**TASK DESCRIPTION**
Write out all of the data without omission, exactly as shown.

**MATERIAL TO PROCESS**
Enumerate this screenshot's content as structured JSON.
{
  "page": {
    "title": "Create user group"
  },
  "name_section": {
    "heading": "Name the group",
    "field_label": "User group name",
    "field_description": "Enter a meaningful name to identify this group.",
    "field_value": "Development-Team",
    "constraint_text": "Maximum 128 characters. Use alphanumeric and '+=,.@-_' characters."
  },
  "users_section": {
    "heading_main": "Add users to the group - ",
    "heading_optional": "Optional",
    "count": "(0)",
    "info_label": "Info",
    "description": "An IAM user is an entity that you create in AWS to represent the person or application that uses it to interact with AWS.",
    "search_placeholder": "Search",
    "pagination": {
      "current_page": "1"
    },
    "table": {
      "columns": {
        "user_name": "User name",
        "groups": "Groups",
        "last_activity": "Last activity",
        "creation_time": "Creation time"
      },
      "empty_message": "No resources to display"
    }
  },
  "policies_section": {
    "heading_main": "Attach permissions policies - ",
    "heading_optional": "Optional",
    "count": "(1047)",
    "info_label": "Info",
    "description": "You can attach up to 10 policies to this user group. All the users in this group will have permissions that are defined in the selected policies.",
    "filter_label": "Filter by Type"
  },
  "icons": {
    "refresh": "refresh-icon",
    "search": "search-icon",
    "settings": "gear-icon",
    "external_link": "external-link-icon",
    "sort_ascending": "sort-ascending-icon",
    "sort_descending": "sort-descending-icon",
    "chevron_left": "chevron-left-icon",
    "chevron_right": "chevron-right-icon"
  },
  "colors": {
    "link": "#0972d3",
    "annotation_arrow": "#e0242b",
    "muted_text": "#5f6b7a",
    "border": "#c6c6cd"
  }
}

**EXERCISE ANSWER**
Enumerate this screenshot's content as structured JSON.
{
  "page": {
    "title": "Create user group"
  },
  "name_section": {
    "heading": "Name the group",
    "field_label": "User group name",
    "field_description": "Enter a meaningful name to identify this group.",
    "field_value": "Development-Team",
    "constraint_text": "Maximum 128 characters. Use alphanumeric and '+=,.@-_' characters."
  },
  "users_section": {
    "heading_main": "Add users to the group - ",
    "heading_optional": "Optional",
    "count": "(0)",
    "info_label": "Info",
    "description": "An IAM user is an entity that you create in AWS to represent the person or application that uses it to interact with AWS.",
    "search_placeholder": "Search",
    "pagination": {
      "current_page": "1"
    },
    "table": {
      "columns": {
        "user_name": "User name",
        "groups": "Groups",
        "last_activity": "Last activity",
        "creation_time": "Creation time"
      },
      "empty_message": "No resources to display"
    }
  },
  "policies_section": {
    "heading_main": "Attach permissions policies - ",
    "heading_optional": "Optional",
    "count": "(1047)",
    "info_label": "Info",
    "description": "You can attach up to 10 policies to this user group. All the users in this group will have permissions that are defined in the selected policies.",
    "filter_label": "Filter by Type"
  },
  "icons": {
    "refresh": "refresh-icon",
    "search": "search-icon",
    "settings": "gear-icon",
    "external_link": "external-link-icon",
    "sort_ascending": "sort-ascending-icon",
    "sort_descending": "sort-descending-icon",
    "chevron_left": "chevron-left-icon",
    "chevron_right": "chevron-right-icon"
  },
  "colors": {
    "link": "#0972d3",
    "annotation_arrow": "#e0242b",
    "muted_text": "#5f6b7a",
    "border": "#c6c6cd"
  }
}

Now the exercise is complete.